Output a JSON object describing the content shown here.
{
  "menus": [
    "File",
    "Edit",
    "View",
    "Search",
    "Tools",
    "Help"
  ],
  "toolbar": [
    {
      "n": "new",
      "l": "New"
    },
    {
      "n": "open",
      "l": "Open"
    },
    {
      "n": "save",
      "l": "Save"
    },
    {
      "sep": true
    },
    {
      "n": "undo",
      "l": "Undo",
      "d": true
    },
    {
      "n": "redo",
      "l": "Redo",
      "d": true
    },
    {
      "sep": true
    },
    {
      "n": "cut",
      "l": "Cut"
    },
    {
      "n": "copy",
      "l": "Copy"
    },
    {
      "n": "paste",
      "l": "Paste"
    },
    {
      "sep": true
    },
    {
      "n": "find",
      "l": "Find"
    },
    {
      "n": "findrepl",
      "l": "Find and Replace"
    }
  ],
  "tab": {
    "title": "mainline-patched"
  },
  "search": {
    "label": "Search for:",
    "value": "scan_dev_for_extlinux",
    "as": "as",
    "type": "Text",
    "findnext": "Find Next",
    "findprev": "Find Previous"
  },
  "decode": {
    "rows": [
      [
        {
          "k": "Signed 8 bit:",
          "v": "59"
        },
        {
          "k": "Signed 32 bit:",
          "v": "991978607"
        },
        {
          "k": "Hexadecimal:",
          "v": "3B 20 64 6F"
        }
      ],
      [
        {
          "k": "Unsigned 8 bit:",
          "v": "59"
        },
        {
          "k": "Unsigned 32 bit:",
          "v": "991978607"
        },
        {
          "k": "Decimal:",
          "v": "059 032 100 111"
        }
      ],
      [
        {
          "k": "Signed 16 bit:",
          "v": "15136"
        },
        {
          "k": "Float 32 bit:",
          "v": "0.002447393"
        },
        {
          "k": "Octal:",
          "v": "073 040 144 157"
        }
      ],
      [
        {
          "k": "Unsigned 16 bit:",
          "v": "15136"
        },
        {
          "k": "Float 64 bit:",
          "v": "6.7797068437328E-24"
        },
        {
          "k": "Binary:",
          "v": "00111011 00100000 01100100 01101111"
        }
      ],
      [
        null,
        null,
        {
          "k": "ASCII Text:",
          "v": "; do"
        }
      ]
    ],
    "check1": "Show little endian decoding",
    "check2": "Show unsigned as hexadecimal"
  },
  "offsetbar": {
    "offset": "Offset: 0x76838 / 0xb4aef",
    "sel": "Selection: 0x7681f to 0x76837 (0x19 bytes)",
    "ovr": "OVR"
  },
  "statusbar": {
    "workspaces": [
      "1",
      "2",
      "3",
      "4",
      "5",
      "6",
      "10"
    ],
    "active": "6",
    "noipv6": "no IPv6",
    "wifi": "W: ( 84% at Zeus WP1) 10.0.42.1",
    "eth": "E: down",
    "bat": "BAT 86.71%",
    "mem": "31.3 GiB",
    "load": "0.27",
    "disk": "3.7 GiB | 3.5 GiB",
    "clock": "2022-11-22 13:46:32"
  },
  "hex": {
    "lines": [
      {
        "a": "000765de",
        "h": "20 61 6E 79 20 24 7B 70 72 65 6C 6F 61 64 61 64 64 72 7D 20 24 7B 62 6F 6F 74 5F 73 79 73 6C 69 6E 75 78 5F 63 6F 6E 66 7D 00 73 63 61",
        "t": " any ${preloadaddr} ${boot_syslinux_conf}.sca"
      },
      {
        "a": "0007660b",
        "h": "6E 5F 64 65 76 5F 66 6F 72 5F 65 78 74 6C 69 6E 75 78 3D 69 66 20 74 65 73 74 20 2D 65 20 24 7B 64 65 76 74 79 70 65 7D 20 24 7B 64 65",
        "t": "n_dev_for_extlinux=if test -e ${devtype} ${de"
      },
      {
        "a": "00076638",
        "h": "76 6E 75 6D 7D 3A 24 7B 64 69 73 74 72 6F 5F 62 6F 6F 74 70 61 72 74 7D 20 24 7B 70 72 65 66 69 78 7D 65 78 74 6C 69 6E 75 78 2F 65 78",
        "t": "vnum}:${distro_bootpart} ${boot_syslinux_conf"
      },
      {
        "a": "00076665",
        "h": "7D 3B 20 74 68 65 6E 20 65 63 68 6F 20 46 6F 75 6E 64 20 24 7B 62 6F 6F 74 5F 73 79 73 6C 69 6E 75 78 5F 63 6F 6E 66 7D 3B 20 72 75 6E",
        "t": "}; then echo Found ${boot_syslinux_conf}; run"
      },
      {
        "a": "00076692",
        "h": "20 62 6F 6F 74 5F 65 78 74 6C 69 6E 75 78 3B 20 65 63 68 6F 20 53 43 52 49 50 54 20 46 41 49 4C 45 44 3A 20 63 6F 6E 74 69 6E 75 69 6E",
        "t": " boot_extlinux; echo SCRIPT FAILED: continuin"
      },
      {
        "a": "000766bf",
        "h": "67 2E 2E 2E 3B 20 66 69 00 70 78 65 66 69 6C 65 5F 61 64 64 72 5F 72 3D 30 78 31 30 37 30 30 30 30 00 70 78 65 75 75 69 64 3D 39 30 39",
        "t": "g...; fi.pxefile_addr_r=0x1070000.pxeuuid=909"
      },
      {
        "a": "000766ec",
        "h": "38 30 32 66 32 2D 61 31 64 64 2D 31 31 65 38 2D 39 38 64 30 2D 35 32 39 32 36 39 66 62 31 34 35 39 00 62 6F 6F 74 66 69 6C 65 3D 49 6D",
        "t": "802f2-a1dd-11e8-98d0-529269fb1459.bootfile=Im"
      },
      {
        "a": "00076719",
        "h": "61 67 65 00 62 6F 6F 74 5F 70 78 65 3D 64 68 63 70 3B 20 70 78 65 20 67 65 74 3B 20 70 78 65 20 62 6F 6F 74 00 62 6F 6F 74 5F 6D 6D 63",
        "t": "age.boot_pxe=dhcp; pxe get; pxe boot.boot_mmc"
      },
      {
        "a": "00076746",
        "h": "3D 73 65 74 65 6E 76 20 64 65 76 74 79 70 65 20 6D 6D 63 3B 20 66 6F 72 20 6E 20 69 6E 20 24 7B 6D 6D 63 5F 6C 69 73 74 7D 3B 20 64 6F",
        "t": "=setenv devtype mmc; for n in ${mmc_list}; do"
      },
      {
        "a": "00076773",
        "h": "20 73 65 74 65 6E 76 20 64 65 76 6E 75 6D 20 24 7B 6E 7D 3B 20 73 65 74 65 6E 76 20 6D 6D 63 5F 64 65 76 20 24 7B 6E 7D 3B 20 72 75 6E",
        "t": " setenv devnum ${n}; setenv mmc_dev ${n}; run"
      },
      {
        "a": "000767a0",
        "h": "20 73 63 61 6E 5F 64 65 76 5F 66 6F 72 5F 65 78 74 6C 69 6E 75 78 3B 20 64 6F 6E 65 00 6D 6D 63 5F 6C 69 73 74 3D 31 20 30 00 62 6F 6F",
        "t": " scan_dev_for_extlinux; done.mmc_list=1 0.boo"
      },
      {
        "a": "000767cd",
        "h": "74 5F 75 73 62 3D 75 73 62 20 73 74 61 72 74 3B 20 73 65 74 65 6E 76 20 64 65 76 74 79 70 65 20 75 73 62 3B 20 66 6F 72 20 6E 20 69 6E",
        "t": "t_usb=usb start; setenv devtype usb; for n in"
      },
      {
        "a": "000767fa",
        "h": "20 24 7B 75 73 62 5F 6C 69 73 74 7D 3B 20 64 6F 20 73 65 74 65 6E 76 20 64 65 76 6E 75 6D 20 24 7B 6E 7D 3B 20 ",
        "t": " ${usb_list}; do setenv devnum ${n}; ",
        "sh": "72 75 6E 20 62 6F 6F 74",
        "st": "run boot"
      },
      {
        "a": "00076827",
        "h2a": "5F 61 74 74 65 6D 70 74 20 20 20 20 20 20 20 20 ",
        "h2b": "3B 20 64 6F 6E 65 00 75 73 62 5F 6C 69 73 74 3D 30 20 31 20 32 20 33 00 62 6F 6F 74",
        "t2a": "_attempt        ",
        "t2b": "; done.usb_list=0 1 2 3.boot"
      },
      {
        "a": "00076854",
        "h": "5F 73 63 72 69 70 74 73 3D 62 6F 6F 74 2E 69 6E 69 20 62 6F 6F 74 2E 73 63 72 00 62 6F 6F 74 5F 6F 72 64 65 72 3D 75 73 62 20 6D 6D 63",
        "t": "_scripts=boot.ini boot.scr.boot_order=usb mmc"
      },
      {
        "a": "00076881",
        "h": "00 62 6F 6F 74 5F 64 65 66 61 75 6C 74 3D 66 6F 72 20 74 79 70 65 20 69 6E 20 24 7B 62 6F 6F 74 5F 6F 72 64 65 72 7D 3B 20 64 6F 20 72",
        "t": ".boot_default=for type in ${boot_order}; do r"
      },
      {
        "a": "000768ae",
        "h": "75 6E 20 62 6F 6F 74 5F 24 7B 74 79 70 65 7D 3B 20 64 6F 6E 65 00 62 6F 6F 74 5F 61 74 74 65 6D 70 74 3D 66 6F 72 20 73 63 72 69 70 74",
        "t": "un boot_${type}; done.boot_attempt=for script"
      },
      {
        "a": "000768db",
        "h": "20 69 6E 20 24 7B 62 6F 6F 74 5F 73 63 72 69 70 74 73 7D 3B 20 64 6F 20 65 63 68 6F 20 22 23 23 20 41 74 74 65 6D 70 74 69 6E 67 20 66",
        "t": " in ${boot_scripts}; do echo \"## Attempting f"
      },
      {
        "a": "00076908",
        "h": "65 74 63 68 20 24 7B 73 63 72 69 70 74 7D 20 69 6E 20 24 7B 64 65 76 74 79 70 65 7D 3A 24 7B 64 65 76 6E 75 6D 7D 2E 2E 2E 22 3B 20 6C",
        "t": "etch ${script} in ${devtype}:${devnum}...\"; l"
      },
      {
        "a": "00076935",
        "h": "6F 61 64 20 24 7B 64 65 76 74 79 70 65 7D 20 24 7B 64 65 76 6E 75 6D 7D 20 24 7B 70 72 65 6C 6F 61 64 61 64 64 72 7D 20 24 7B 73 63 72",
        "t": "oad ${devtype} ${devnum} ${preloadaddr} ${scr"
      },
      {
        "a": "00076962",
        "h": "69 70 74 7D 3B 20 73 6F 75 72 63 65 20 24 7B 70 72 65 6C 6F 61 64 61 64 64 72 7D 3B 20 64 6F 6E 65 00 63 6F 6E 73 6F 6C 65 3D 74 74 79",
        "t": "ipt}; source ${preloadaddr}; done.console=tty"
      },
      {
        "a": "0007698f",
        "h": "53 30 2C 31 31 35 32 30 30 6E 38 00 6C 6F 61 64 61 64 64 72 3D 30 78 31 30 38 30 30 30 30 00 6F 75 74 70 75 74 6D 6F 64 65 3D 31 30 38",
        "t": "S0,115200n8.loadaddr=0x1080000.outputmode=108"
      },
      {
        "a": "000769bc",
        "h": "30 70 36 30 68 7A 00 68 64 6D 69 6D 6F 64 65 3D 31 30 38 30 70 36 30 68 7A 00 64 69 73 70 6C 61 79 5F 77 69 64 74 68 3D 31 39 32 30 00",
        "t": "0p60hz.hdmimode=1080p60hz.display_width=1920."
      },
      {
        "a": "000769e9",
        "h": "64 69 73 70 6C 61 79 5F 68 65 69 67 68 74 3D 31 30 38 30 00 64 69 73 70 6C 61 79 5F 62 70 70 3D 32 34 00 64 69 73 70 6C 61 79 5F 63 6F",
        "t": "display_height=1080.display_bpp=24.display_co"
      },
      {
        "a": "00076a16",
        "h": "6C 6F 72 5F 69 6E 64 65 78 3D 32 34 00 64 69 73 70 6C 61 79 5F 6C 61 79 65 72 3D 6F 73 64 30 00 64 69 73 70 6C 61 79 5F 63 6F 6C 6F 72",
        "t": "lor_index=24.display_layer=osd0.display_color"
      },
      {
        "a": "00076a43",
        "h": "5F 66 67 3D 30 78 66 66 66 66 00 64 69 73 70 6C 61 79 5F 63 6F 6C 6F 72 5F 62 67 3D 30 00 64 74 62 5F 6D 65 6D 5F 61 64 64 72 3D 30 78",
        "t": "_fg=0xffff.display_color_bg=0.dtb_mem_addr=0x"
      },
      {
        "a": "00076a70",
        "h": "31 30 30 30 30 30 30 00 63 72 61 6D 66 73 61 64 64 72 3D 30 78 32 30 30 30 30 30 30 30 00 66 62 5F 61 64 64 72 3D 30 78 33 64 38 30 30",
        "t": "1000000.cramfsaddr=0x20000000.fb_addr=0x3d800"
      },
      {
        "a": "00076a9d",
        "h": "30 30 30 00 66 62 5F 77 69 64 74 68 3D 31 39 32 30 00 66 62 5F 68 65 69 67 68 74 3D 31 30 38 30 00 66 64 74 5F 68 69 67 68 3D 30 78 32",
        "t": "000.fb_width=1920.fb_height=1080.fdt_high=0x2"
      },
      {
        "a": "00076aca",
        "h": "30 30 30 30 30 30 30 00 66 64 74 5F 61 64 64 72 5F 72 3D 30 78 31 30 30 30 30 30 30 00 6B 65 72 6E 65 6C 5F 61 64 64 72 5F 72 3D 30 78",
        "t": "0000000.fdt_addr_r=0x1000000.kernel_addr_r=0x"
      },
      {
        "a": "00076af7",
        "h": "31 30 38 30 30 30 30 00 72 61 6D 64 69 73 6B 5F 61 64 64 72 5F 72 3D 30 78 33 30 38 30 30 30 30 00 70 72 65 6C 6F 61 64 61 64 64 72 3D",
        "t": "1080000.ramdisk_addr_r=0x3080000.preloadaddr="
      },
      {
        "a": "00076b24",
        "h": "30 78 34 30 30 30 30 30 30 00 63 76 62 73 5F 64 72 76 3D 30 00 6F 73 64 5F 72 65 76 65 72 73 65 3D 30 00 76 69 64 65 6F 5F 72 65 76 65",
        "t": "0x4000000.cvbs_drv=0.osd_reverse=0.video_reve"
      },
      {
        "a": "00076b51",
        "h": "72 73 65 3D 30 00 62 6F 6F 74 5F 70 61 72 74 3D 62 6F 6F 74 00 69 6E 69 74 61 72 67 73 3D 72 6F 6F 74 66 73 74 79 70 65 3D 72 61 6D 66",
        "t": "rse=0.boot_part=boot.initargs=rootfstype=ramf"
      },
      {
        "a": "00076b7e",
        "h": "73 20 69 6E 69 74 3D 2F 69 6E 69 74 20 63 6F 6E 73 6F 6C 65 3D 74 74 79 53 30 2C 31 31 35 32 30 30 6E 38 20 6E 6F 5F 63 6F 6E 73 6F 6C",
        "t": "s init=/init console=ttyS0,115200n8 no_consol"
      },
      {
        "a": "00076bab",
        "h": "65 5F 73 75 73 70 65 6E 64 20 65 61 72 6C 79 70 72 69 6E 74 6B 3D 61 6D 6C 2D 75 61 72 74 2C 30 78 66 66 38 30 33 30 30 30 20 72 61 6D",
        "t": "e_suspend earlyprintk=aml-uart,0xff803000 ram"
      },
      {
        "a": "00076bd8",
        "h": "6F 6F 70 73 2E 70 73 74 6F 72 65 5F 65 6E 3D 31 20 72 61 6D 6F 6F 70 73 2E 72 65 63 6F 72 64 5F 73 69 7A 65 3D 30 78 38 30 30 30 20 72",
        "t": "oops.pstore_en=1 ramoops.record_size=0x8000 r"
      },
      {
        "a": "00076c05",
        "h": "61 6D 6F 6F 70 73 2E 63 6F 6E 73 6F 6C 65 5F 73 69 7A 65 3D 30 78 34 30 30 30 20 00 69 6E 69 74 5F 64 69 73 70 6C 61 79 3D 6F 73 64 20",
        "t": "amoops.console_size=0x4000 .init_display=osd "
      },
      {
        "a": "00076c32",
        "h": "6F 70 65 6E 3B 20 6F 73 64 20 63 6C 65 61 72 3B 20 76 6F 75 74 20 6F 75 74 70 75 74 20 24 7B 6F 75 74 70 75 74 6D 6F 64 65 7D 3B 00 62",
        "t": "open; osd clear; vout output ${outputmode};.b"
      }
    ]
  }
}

____

-- The exercise --
Copy every line in the listing above where the string "devnum" turns up.

-- Final answer --
        "t": " setenv devnum ${n}; setenv mmc_dev ${n}; run"
        "t": " ${usb_list}; do setenv devnum ${n}; ",
        "t": "etch ${script} in ${devtype}:${devnum}...\"; l"
        "t": "oad ${devtype} ${devnum} ${preloadaddr} ${scr"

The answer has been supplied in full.